[Daftar tugas]
A. Jawab pertanyaan berikut berdasarkan teks tentang unsur cerita Siti Nurbaya.
(i) Apa gaya bahasa film tersebut?
(ii) Siapa sepasang anak manusia yang kisah cintanya menjadi tema film?
(iii) Apa yang disebut sebagai sumber malapetaka bagi kehidupan keluarga?
B. Teruskan teks tentang unsur cerita Siti Nurbaya mulai setelah kalimat terakhirnya.

[Dokumen sumber]
Gaya Bahasa film: Gaya Bahasa film ini adalah Melayu.
5. Tema
Tema adalah persoalan pokok sebuah cerita. Tema
disebut juga ide cerita. Tema dapat berwujud pengamatan pengarang terhadap
berbagai peristiwa dalam kehidupan ini. Kita dapat memahami tema sebuah cerita
jika sudah membaca cerita tersebut secara keseluruhan.
Tema film: Tema filmnya adalah kisah cinta yang tak
kunjung padam dari sepasang anak manusia yaitu Siti Nurbaya dan Samsulbahri.
6. Amanat
Melalui amanat, pengarang dapat menyampaikan sesuatu,
baik hal yang bersifat positif maupun negatif. Dengan kata lain, amanat adalah
pesan yang ingin disampaikan pengarang berupa pemecahan atau jalan keluar
terhadap persoalan yang ada dalam cerita.
Amanat yang terkandung dalam Novel:
Demi orang-orang yang dicintainya seorang wanita
bersedia mengorbankan apa saja meskipun ia tahu pengorbanannya dapat merugikan
dirinya sendiri. Lebih-lebih pengorbanan tersebut demi orang tuanya.
Bila asmara melanda jiwa seseorang maka luasnya
samudra tak akan mampu menghalangi jalannya cinta. Demikianlah cinta yang murni
tak akan padam sampai mati.
Bagaimanapun juga praktek lintah darat merupakan
sumber malapetaka bagi kehidupan keluarga.
Menjadi orang tua hendaknya lebih bijaksana, tidak
memutuskan suatu persoalan hanya untuk menutupi perasaan malu belaka sehingga
mungkin berakibat penyesalan yang tak terhingga.
Dan kebenaran sesungguhnya di atas segala-galanya.
Akhir dari segala kehidupan adalah mati, tetapi mati
jangan dijadikan akhir dari persoalan hidup.
B. Unsur ekstrinsik
Adapun unsur ekstrinsik adalah unsur-unsur yang berada
di luar karya sastra, tetapi secara tidak langsung mempengaruhi bangun cerita
sebuah karya. Yang termasuk unsur ekstrinsik karya sastra antara lain sebagai
berikut.

[Kutipan data]
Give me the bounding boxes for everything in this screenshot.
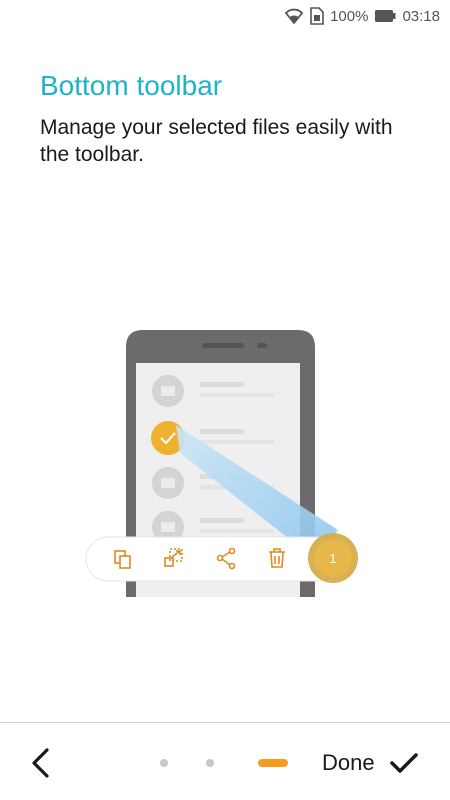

[Jawaban tiap tugas]
A.
(i) Melayu.
(ii) Siti Nurbaya dan Samsulbahri.
(iii) Praktek lintah darat.

B.
1.
Keadaan
subjektivitas pengarang yang memiliki sikap, keyakinan, dan pandangan hidup.
Keadaan Subjektivitas: pengarang berusaha melakukan
inovasi baru, dengan menggebrak Sastra Indonesia Modern dengan melncurkan novel
ini dengan gaya bahasa sendiri. Pandangan hidup penulis adalah pandangan hidup
ke depan dan penuh inovasi baru. Dan juga tak terpaut juga terkekang dengan
adat istiadat lama.
2.
Psikologi
pengarang (yang mencakup proses kreatifnya).
Psikologi pengarang: merasa terkekang dengan adat
istiadat lama, dan melakukan terobosan dengan film, “Siti Nurbaya”.
3.
Keadaan di
lingkungan pengarang seperti ekonomi, politik, dan sosial.
Keadaan yang terjadi: masih terkekang dalam kehidupan
adat istiadat yang masih kuno, baik dari segi ekonomi, politik dan sosialnya.
Lalu pengarang berusaha membuat terobosan baru dengan karyanya.
4.
Pandangan hidup
suatu bangsa dan berbagai karya seni yang lainnya.
Pandangan yang terjadi: pada saat itu pandangan karya
seni cenderung monoton, dan gaya bahsanya hanya itu saja, jadi Marah Rusli
membuat gebrakan dengan memunculkan gaya bahasa Melayu.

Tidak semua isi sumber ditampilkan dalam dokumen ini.